-- START Extracted material --

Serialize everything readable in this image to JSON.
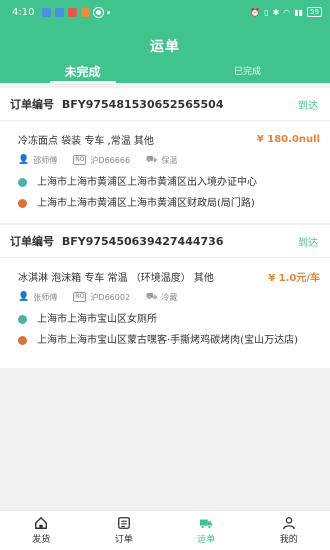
{
  "status_bar": {
    "time": "4:10",
    "battery": "59"
  },
  "header": {
    "title": "运单"
  },
  "tabs": [
    {
      "label": "未完成",
      "active": true
    },
    {
      "label": "已完成",
      "active": false
    }
  ],
  "orders": [
    {
      "order_label": "订单编号",
      "order_no": "BFY975481530652565504",
      "status": "到达",
      "cargo": "冷冻面点 袋装 专车 ,常温 其他",
      "price": "¥ 180.0null",
      "driver": "邵师傅",
      "plate": "沪D66666",
      "temp": "保温",
      "from": "上海市上海市黄浦区上海市黄浦区出入境办证中心",
      "to": "上海市上海市黄浦区上海市黄浦区财政局(局门路)"
    },
    {
      "order_label": "订单编号",
      "order_no": "BFY975450639427444736",
      "status": "到达",
      "cargo": "冰淇淋 泡沫箱 专车 常温 （环境温度） 其他",
      "price": "¥ 1.0元/车",
      "driver": "张师傅",
      "plate": "沪D66002",
      "temp": "冷藏",
      "from": "上海市上海市宝山区女厕所",
      "to": "上海市上海市宝山区蒙古嘿客·手撕烤鸡碳烤肉(宝山万达店)"
    }
  ],
  "bottom_nav": [
    {
      "label": "发货",
      "icon": "home-icon",
      "active": false
    },
    {
      "label": "订单",
      "icon": "list-icon",
      "active": false
    },
    {
      "label": "运单",
      "icon": "truck-icon",
      "active": true
    },
    {
      "label": "我的",
      "icon": "person-icon",
      "active": false
    }
  ],
  "colors": {
    "brand": "#41c38e",
    "price": "#e4843a",
    "start_dot": "#4bb2a6",
    "end_dot": "#d9713a"
  }
}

-- END Extracted material --

Your task => Quote all of the entries word for word, omitting any pictures.

Correct answer =>
Serialize everything readable in this image to JSON.
{
  "status_bar": {
    "time": "4:10",
    "battery": "59"
  },
  "header": {
    "title": "运单"
  },
  "tabs": [
    {
      "label": "未完成",
      "active": true
    },
    {
      "label": "已完成",
      "active": false
    }
  ],
  "orders": [
    {
      "order_label": "订单编号",
      "order_no": "BFY975481530652565504",
      "status": "到达",
      "cargo": "冷冻面点 袋装 专车 ,常温 其他",
      "price": "¥ 180.0null",
      "driver": "邵师傅",
      "plate": "沪D66666",
      "temp": "保温",
      "from": "上海市上海市黄浦区上海市黄浦区出入境办证中心",
      "to": "上海市上海市黄浦区上海市黄浦区财政局(局门路)"
    },
    {
      "order_label": "订单编号",
      "order_no": "BFY975450639427444736",
      "status": "到达",
      "cargo": "冰淇淋 泡沫箱 专车 常温 （环境温度） 其他",
      "price": "¥ 1.0元/车",
      "driver": "张师傅",
      "plate": "沪D66002",
      "temp": "冷藏",
      "from": "上海市上海市宝山区女厕所",
      "to": "上海市上海市宝山区蒙古嘿客·手撕烤鸡碳烤肉(宝山万达店)"
    }
  ],
  "bottom_nav": [
    {
      "label": "发货",
      "icon": "home-icon",
      "active": false
    },
    {
      "label": "订单",
      "icon": "list-icon",
      "active": false
    },
    {
      "label": "运单",
      "icon": "truck-icon",
      "active": true
    },
    {
      "label": "我的",
      "icon": "person-icon",
      "active": false
    }
  ],
  "colors": {
    "brand": "#41c38e",
    "price": "#e4843a",
    "start_dot": "#4bb2a6",
    "end_dot": "#d9713a"
  }
}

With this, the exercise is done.